-- Exercise details --
Quote the data below in full, minus the images.

-- Excerpts from a figure dataset --
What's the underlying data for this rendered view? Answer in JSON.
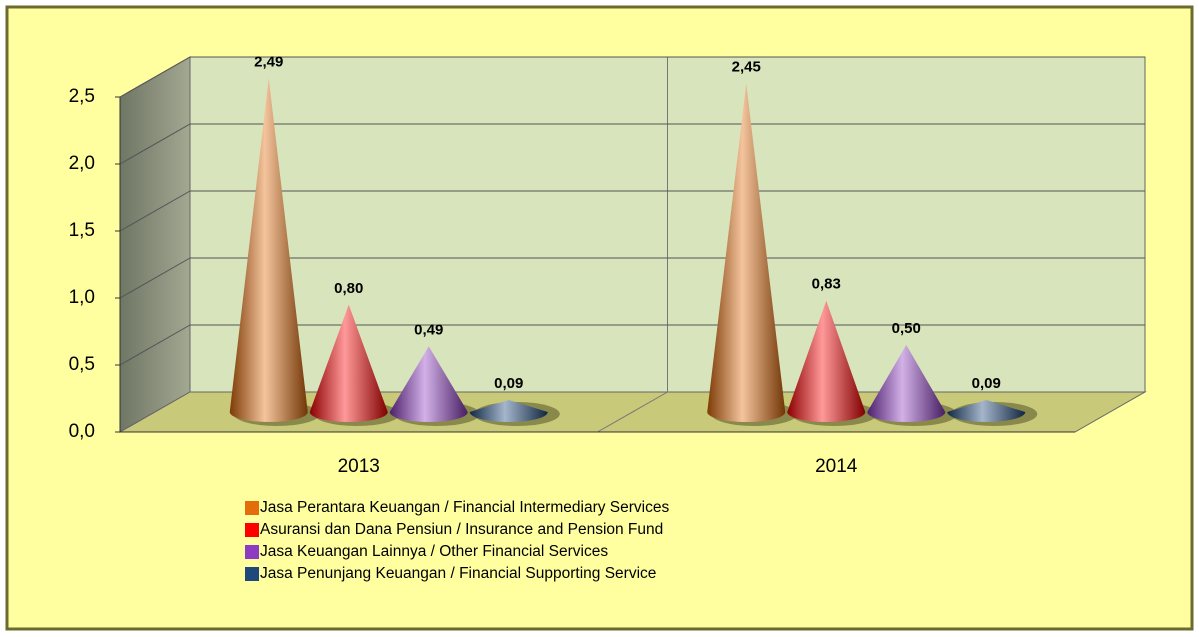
{
  "chart_data": {
    "type": "cone",
    "categories": [
      "2013",
      "2014"
    ],
    "series": [
      {
        "name": "Jasa Perantara Keuangan / Financial Intermediary Services",
        "color": "#e46c0a",
        "values": [
          2.49,
          2.45
        ],
        "value_labels": [
          "2,49",
          "2,45"
        ]
      },
      {
        "name": "Asuransi dan Dana Pensiun / Insurance and Pension Fund",
        "color": "#ff0000",
        "values": [
          0.8,
          0.83
        ],
        "value_labels": [
          "0,80",
          "0,83"
        ]
      },
      {
        "name": "Jasa Keuangan Lainnya / Other Financial Services",
        "color": "#8e3bc4",
        "values": [
          0.49,
          0.5
        ],
        "value_labels": [
          "0,49",
          "0,50"
        ]
      },
      {
        "name": "Jasa Penunjang Keuangan / Financial Supporting Service",
        "color": "#1f497d",
        "values": [
          0.09,
          0.09
        ],
        "value_labels": [
          "0,09",
          "0,09"
        ]
      }
    ],
    "ylim": [
      0,
      2.5
    ],
    "yticks": [
      {
        "value": 0,
        "label": "0,0"
      },
      {
        "value": 0.5,
        "label": "0,5"
      },
      {
        "value": 1.0,
        "label": "1,0"
      },
      {
        "value": 1.5,
        "label": "1,5"
      },
      {
        "value": 2.0,
        "label": "2,0"
      },
      {
        "value": 2.5,
        "label": "2,5"
      }
    ],
    "grid": true,
    "legend": "bottom"
  }
}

-- Full answer --
What's the underlying data for this rendered view? Answer in JSON.
{
  "chart_data": {
    "type": "cone",
    "categories": [
      "2013",
      "2014"
    ],
    "series": [
      {
        "name": "Jasa Perantara Keuangan / Financial Intermediary Services",
        "color": "#e46c0a",
        "values": [
          2.49,
          2.45
        ],
        "value_labels": [
          "2,49",
          "2,45"
        ]
      },
      {
        "name": "Asuransi dan Dana Pensiun / Insurance and Pension Fund",
        "color": "#ff0000",
        "values": [
          0.8,
          0.83
        ],
        "value_labels": [
          "0,80",
          "0,83"
        ]
      },
      {
        "name": "Jasa Keuangan Lainnya / Other Financial Services",
        "color": "#8e3bc4",
        "values": [
          0.49,
          0.5
        ],
        "value_labels": [
          "0,49",
          "0,50"
        ]
      },
      {
        "name": "Jasa Penunjang Keuangan / Financial Supporting Service",
        "color": "#1f497d",
        "values": [
          0.09,
          0.09
        ],
        "value_labels": [
          "0,09",
          "0,09"
        ]
      }
    ],
    "ylim": [
      0,
      2.5
    ],
    "yticks": [
      {
        "value": 0,
        "label": "0,0"
      },
      {
        "value": 0.5,
        "label": "0,5"
      },
      {
        "value": 1.0,
        "label": "1,0"
      },
      {
        "value": 1.5,
        "label": "1,5"
      },
      {
        "value": 2.0,
        "label": "2,0"
      },
      {
        "value": 2.5,
        "label": "2,5"
      }
    ],
    "grid": true,
    "legend": "bottom"
  }
}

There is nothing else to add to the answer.